Repeat every line of the data exactly, but not the pictures.
::: Recorded data :::
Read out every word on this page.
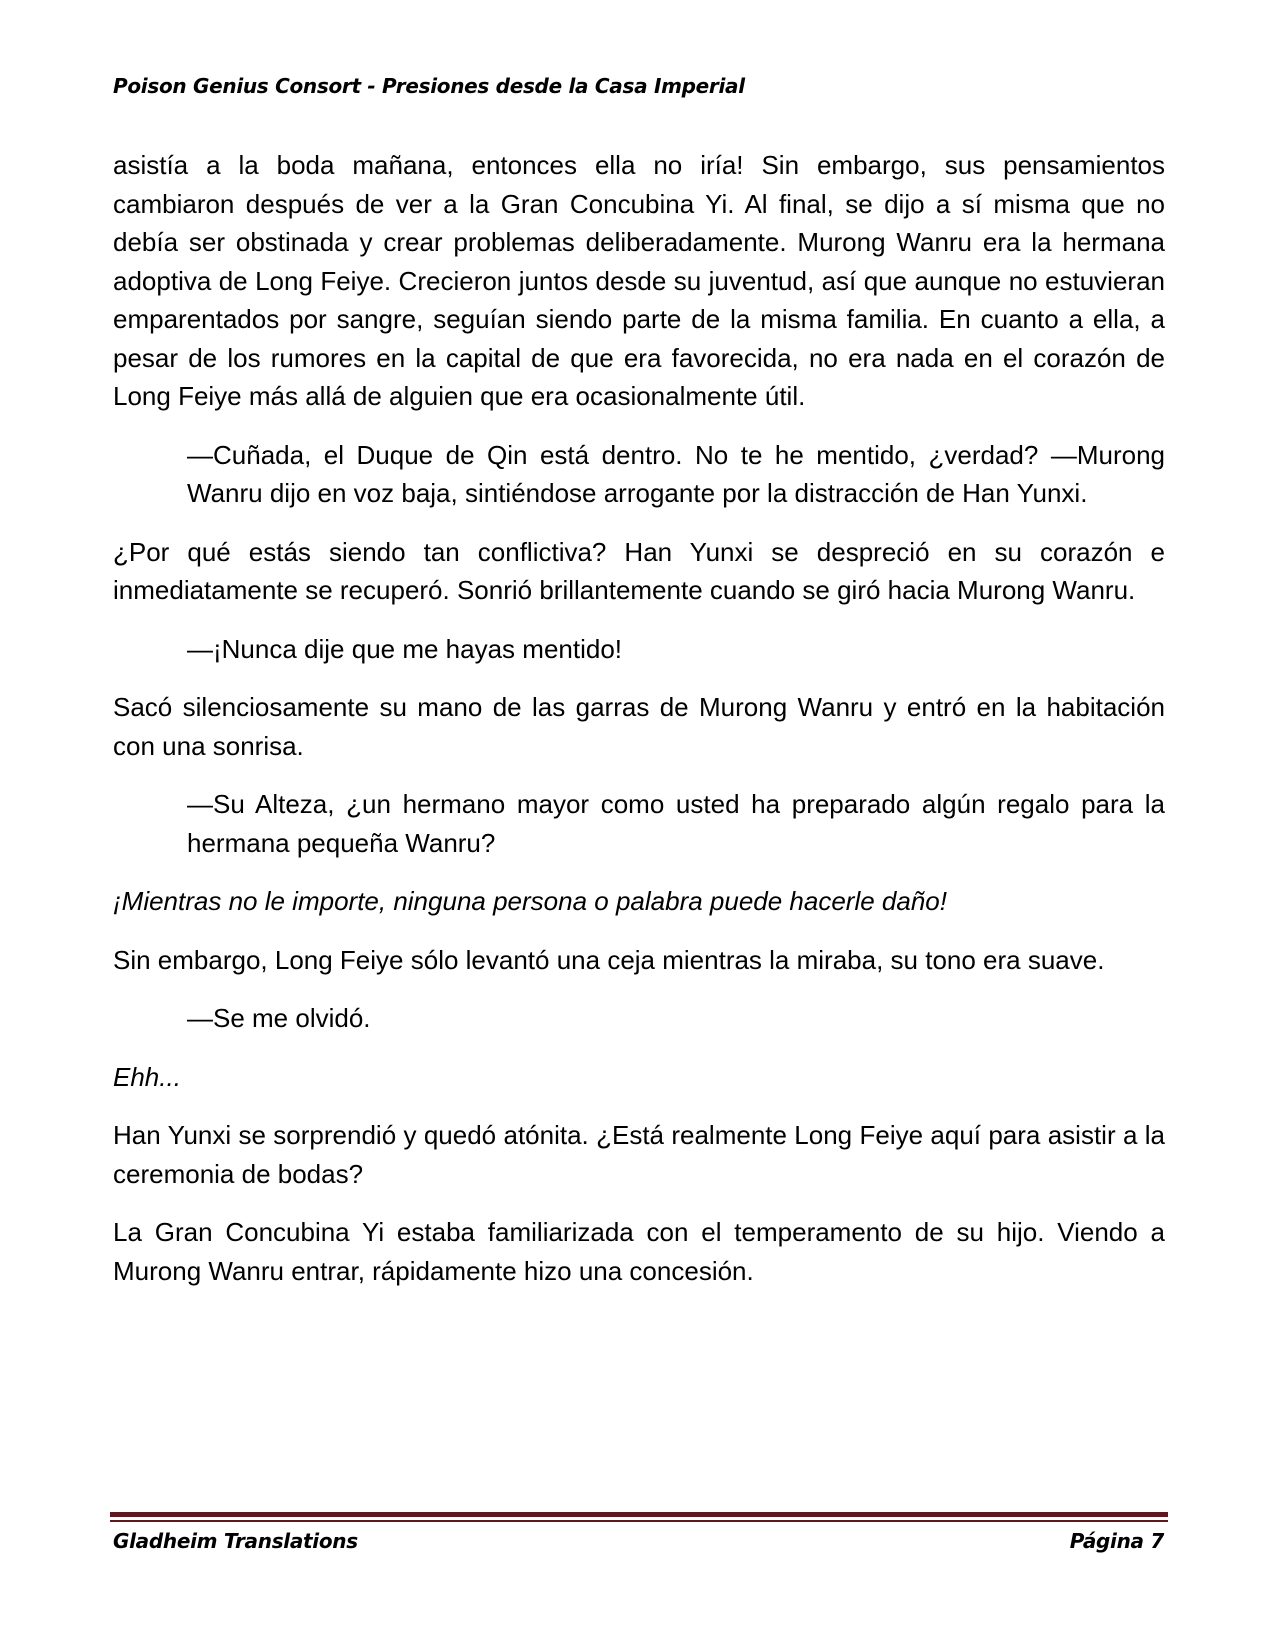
Poison Genius Consort - Presiones desde la Casa Imperial

asistía a la boda mañana, entonces ella no iría! Sin embargo, sus pensamientos cambiaron después de ver a la Gran Concubina Yi. Al final, se dijo a sí misma que no debía ser obstinada y crear problemas deliberadamente. Murong Wanru era la hermana adoptiva de Long Feiye. Crecieron juntos desde su juventud, así que aunque no estuvieran emparentados por sangre, seguían siendo parte de la misma familia. En cuanto a ella, a pesar de los rumores en la capital de que era favorecida, no era nada en el corazón de Long Feiye más allá de alguien que era ocasionalmente útil.

—Cuñada, el Duque de Qin está dentro. No te he mentido, ¿verdad? —Murong Wanru dijo en voz baja, sintiéndose arrogante por la distracción de Han Yunxi.

¿Por qué estás siendo tan conflictiva? Han Yunxi se despreció en su corazón e inmediatamente se recuperó. Sonrió brillantemente cuando se giró hacia Murong Wanru.

—¡Nunca dije que me hayas mentido!

Sacó silenciosamente su mano de las garras de Murong Wanru y entró en la habitación con una sonrisa.

—Su Alteza, ¿un hermano mayor como usted ha preparado algún regalo para la hermana pequeña Wanru?

¡Mientras no le importe, ninguna persona o palabra puede hacerle daño!

Sin embargo, Long Feiye sólo levantó una ceja mientras la miraba, su tono era suave.

—Se me olvidó.

Ehh...

Han Yunxi se sorprendió y quedó atónita. ¿Está realmente Long Feiye aquí para asistir a la ceremonia de bodas?

La Gran Concubina Yi estaba familiarizada con el temperamento de su hijo. Viendo a Murong Wanru entrar, rápidamente hizo una concesión.

Gladheim Translations	Página 7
:::
Completed exercise ->
Read out every word on this page.
Poison Genius Consort - Presiones desde la Casa Imperial

asistía a la boda mañana, entonces ella no iría! Sin embargo, sus pensamientos cambiaron después de ver a la Gran Concubina Yi. Al final, se dijo a sí misma que no debía ser obstinada y crear problemas deliberadamente. Murong Wanru era la hermana adoptiva de Long Feiye. Crecieron juntos desde su juventud, así que aunque no estuvieran emparentados por sangre, seguían siendo parte de la misma familia. En cuanto a ella, a pesar de los rumores en la capital de que era favorecida, no era nada en el corazón de Long Feiye más allá de alguien que era ocasionalmente útil.

—Cuñada, el Duque de Qin está dentro. No te he mentido, ¿verdad? —Murong Wanru dijo en voz baja, sintiéndose arrogante por la distracción de Han Yunxi.

¿Por qué estás siendo tan conflictiva? Han Yunxi se despreció en su corazón e inmediatamente se recuperó. Sonrió brillantemente cuando se giró hacia Murong Wanru.

—¡Nunca dije que me hayas mentido!

Sacó silenciosamente su mano de las garras de Murong Wanru y entró en la habitación con una sonrisa.

—Su Alteza, ¿un hermano mayor como usted ha preparado algún regalo para la hermana pequeña Wanru?

¡Mientras no le importe, ninguna persona o palabra puede hacerle daño!

Sin embargo, Long Feiye sólo levantó una ceja mientras la miraba, su tono era suave.

—Se me olvidó.

Ehh...

Han Yunxi se sorprendió y quedó atónita. ¿Está realmente Long Feiye aquí para asistir a la ceremonia de bodas?

La Gran Concubina Yi estaba familiarizada con el temperamento de su hijo. Viendo a Murong Wanru entrar, rápidamente hizo una concesión.

Gladheim Translations	Página 7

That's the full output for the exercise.